%%
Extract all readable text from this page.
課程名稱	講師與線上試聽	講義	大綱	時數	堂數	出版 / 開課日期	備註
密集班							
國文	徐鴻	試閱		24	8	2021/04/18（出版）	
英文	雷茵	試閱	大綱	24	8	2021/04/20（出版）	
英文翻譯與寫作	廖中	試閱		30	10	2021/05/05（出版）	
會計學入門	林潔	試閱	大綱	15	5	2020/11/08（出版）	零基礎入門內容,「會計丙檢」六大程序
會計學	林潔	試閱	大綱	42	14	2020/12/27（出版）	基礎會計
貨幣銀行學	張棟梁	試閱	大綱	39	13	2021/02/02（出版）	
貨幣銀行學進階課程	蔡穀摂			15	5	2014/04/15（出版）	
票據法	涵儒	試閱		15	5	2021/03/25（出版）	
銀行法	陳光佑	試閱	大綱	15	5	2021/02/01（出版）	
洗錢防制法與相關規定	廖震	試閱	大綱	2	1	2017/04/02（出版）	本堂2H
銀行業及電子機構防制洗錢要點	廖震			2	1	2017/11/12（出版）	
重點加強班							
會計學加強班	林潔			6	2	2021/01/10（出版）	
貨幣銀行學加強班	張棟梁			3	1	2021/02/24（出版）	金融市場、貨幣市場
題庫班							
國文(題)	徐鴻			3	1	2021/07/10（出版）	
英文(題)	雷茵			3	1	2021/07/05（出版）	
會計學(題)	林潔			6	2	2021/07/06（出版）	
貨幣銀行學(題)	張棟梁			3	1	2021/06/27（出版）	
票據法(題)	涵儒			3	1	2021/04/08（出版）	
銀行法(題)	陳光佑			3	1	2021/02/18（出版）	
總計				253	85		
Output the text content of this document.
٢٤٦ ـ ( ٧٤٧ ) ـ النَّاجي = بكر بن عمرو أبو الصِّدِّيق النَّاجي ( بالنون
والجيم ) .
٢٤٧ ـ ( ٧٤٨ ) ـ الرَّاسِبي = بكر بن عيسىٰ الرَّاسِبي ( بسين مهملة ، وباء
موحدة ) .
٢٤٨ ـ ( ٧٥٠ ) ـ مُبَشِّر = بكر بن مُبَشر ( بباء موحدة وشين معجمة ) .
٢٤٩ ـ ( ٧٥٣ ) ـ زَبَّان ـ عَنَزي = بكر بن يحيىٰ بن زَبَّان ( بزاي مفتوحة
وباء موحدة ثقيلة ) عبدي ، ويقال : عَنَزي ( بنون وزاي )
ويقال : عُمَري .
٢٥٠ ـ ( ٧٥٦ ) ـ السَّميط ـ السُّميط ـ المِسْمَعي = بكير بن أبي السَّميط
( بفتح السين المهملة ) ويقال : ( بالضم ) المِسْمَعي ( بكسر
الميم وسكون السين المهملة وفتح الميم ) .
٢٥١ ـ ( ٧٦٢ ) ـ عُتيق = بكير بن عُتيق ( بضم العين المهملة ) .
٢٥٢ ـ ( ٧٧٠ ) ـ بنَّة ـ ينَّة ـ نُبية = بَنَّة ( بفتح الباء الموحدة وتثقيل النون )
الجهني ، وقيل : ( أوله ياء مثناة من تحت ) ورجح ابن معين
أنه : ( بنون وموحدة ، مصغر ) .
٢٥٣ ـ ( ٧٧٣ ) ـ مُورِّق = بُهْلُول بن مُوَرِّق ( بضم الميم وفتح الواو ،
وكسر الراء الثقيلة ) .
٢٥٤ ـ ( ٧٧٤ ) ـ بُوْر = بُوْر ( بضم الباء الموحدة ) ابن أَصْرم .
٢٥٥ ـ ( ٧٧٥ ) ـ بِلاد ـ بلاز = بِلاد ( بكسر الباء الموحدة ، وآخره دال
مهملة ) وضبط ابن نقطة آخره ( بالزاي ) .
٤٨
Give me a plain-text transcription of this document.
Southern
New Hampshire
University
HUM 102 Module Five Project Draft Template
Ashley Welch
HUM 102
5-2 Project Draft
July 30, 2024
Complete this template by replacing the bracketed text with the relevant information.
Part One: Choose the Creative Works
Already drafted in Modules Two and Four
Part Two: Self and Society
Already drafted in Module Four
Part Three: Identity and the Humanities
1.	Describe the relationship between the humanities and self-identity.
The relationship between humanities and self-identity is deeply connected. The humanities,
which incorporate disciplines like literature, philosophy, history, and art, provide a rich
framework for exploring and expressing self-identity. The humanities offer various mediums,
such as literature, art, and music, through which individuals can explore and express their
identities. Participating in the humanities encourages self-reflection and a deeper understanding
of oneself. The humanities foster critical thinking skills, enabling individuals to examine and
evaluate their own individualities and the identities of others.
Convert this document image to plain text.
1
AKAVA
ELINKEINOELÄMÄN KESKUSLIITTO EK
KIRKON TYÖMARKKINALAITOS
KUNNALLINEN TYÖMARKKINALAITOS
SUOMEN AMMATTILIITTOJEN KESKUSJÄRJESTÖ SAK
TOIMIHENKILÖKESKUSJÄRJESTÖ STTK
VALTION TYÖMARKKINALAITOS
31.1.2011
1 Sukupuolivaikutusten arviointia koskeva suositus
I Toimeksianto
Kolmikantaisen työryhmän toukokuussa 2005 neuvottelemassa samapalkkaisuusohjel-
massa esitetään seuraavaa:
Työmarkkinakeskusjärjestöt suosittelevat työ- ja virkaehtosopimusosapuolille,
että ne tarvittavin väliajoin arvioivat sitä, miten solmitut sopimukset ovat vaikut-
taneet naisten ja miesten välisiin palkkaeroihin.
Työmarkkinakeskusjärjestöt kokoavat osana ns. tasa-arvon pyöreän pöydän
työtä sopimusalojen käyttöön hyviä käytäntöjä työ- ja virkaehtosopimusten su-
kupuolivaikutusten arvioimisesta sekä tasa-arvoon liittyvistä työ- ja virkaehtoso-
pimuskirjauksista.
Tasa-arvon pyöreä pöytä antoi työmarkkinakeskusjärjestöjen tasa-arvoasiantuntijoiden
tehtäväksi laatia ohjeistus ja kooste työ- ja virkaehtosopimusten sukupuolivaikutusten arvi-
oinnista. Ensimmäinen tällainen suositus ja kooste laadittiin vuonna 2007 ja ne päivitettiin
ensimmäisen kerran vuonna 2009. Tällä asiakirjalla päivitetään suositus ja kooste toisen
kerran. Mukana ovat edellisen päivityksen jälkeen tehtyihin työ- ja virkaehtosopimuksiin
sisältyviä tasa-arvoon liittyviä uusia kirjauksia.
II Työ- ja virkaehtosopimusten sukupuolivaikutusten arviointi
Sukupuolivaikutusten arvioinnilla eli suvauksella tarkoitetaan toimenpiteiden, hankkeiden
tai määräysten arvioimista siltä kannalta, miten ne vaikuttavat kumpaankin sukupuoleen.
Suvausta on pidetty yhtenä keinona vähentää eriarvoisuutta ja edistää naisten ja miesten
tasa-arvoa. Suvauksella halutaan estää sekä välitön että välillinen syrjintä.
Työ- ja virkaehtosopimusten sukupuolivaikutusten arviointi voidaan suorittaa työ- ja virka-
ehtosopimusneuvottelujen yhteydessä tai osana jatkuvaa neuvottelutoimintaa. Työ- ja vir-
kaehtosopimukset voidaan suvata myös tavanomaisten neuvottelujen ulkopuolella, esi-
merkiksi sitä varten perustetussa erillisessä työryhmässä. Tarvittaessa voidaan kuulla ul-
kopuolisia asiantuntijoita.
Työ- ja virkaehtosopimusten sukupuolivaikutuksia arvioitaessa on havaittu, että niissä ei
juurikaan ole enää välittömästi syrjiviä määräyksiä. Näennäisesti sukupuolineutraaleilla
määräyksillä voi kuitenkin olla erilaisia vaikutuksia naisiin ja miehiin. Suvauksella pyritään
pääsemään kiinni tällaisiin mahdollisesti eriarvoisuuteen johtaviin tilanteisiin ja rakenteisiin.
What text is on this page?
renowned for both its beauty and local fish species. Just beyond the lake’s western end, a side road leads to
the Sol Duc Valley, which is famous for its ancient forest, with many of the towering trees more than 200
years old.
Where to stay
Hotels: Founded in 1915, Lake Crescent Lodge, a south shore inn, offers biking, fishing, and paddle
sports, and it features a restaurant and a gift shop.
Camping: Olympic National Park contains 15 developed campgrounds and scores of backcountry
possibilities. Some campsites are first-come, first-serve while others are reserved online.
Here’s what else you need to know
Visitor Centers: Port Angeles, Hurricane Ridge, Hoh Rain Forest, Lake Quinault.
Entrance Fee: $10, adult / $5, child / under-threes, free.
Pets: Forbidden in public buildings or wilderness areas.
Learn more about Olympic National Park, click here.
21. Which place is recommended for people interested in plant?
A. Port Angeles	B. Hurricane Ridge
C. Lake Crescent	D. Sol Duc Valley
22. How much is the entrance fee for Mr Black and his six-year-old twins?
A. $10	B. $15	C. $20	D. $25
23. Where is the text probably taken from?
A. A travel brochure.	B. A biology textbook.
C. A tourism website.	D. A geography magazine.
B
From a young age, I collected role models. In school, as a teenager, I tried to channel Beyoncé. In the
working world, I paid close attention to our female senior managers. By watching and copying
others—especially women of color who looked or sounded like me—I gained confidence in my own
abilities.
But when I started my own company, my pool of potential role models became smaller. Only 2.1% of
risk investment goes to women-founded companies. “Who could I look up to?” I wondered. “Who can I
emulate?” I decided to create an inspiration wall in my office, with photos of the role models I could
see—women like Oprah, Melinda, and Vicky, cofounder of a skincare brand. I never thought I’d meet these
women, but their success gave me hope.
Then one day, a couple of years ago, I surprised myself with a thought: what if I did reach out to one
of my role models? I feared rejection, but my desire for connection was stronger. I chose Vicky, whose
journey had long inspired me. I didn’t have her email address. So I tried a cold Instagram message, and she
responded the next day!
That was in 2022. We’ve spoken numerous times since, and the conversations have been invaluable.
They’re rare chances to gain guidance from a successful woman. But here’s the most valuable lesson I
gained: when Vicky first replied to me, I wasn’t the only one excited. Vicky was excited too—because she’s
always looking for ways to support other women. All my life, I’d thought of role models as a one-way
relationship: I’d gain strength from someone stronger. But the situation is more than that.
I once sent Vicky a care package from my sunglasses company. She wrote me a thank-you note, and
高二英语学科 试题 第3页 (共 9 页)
%%
Gather each line holding the string "arvon".

— Result for this exercise —
Työmarkkinakeskusjärjestöt kokoavat osana ns. tasa-arvon pyöreän pöydän
Tasa-arvon pyöreä pöytä antoi työmarkkinakeskusjärjestöjen tasa-arvoasiantuntijoiden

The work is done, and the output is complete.